● **Written exercise 1**: From the listing, extract every line from the line containing "968, 1237, 983]" through the line containing "571, 291, 575]", including both, and copy them unchanged.

● **Page excerpt**:
....................

Raif Badawi, Imprisoned Saudi Blogger, Wins EU Human Rights Prize

Occasionally, even the European Union gets it right. The New York Times reports:

Raif Badawi, a blogger and activist who has been imprisoned and publicly flogged for criticizing Saudi Arabia’s religious establishment, was awarded the Sakharov Prize for Freedom of Thought, the European Union’s top human rights award, on Thursday.

Martin Schulz, the president of the European Parliament, who announced the award, called Mr. Badawi “an extremely good man, an exemplary man who has had imposed on him one of the most gruesome penalties,” one that “can only really be described as brutal torture.” Mr. Schulz urged the Saudi king to “immediately grant mercy to Mr. Badawi and to free him so that he can accept the prize.”

He added, “In the case of Mr. Badawi, fundamental human rights are not only not being respected, they are being trodden underfoot.”

....................

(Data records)
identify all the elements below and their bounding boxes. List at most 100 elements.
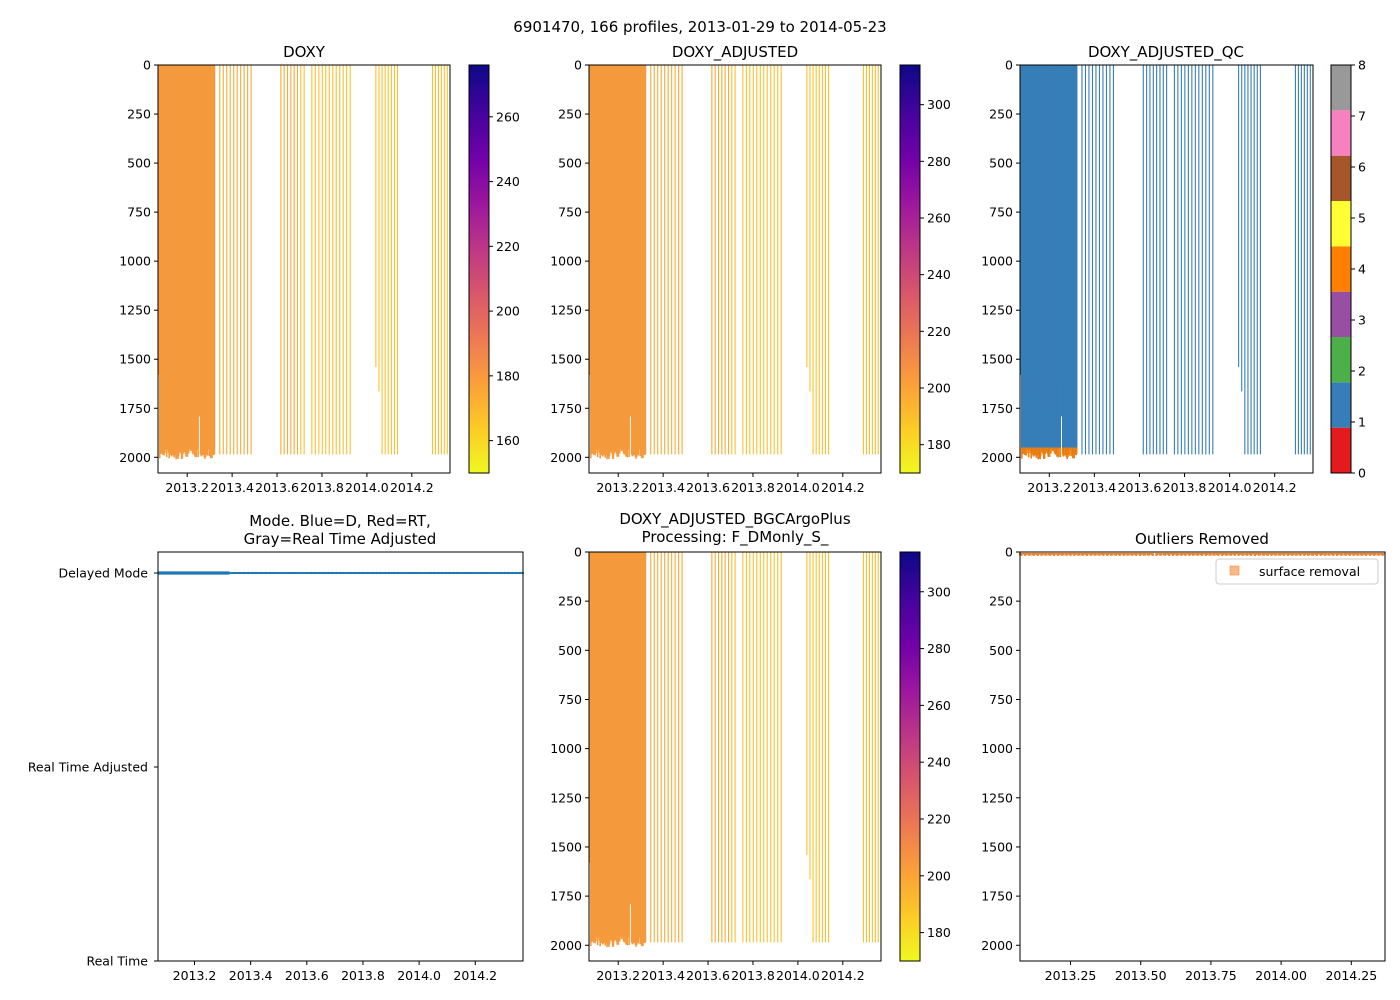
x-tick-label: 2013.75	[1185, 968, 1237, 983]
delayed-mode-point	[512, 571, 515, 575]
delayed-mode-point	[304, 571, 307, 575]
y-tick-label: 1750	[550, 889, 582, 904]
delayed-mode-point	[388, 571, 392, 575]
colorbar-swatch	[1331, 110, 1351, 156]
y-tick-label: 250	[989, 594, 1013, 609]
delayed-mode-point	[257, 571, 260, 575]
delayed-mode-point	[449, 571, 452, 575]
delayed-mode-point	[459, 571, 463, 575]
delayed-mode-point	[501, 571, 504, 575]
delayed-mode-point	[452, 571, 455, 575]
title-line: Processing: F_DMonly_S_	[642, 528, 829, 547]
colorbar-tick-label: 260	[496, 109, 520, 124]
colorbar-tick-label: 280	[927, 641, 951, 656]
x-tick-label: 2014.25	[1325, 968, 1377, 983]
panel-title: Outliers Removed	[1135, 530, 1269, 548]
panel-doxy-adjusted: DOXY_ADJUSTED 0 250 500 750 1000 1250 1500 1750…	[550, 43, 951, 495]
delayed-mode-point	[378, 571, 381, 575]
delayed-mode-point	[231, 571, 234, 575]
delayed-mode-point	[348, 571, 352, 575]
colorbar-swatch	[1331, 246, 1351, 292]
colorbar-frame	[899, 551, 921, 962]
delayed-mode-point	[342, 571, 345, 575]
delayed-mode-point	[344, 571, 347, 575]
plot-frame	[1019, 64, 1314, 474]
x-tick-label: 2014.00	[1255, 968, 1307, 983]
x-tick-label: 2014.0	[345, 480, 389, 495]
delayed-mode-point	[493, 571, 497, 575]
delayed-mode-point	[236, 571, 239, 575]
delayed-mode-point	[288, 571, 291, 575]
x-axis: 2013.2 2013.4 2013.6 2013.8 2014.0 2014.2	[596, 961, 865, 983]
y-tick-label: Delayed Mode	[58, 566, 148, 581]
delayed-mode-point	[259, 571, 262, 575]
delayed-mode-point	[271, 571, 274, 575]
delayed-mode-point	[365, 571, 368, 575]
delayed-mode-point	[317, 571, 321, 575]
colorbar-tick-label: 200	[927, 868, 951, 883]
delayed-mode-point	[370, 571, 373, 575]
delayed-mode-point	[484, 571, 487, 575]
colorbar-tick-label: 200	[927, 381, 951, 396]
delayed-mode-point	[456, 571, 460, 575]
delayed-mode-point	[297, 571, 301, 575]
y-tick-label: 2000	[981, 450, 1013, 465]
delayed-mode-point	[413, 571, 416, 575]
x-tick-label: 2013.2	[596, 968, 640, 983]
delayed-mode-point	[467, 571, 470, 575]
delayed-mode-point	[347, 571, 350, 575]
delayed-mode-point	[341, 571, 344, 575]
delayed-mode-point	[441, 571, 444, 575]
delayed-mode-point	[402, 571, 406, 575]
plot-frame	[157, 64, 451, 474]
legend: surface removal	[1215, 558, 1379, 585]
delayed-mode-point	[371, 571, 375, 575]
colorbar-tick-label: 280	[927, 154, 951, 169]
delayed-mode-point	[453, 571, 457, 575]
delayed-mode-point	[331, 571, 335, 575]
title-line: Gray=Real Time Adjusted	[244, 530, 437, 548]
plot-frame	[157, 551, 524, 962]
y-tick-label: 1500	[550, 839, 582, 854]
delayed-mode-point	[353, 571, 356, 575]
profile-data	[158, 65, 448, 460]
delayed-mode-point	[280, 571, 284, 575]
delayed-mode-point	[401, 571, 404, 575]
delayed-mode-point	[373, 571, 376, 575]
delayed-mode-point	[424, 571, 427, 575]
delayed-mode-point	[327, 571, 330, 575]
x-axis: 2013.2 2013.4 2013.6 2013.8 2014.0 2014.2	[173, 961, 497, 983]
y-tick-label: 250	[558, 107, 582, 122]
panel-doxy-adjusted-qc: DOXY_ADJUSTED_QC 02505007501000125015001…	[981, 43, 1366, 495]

....................

● **Written exercise 2**: Translate this sentence from the Raif Badawi excerpt into Spanish: "Occasionally, even the European Union gets it right."

● **Written response 1**:
x-tick-label: 2013.75	[1185, 968, 1237, 983]
delayed-mode-point	[512, 571, 515, 575]
delayed-mode-point	[304, 571, 307, 575]
y-tick-label: 1750	[550, 889, 582, 904]
delayed-mode-point	[388, 571, 392, 575]
colorbar-swatch	[1331, 110, 1351, 156]
y-tick-label: 250	[989, 594, 1013, 609]
delayed-mode-point	[257, 571, 260, 575]
delayed-mode-point	[449, 571, 452, 575]
delayed-mode-point	[459, 571, 463, 575]
delayed-mode-point	[501, 571, 504, 575]
delayed-mode-point	[452, 571, 455, 575]
title-line: Processing: F_DMonly_S_	[642, 528, 829, 547]
colorbar-tick-label: 260	[496, 109, 520, 124]
colorbar-tick-label: 280	[927, 641, 951, 656]
x-tick-label: 2014.25	[1325, 968, 1377, 983]
panel-title: Outliers Removed	[1135, 530, 1269, 548]
panel-doxy-adjusted: DOXY_ADJUSTED 0 250 500 750 1000 1250 1500 1750…	[550, 43, 951, 495]
delayed-mode-point	[378, 571, 381, 575]
delayed-mode-point	[231, 571, 234, 575]
delayed-mode-point	[348, 571, 352, 575]
colorbar-swatch	[1331, 246, 1351, 292]
colorbar-frame	[899, 551, 921, 962]
delayed-mode-point	[342, 571, 345, 575]
delayed-mode-point	[344, 571, 347, 575]
plot-frame	[1019, 64, 1314, 474]
x-tick-label: 2014.00	[1255, 968, 1307, 983]
x-tick-label: 2014.0	[345, 480, 389, 495]
delayed-mode-point	[493, 571, 497, 575]
delayed-mode-point	[236, 571, 239, 575]
delayed-mode-point	[288, 571, 291, 575]

● **Written response 2**: De vez en cuando, incluso la Unión Europea acierta.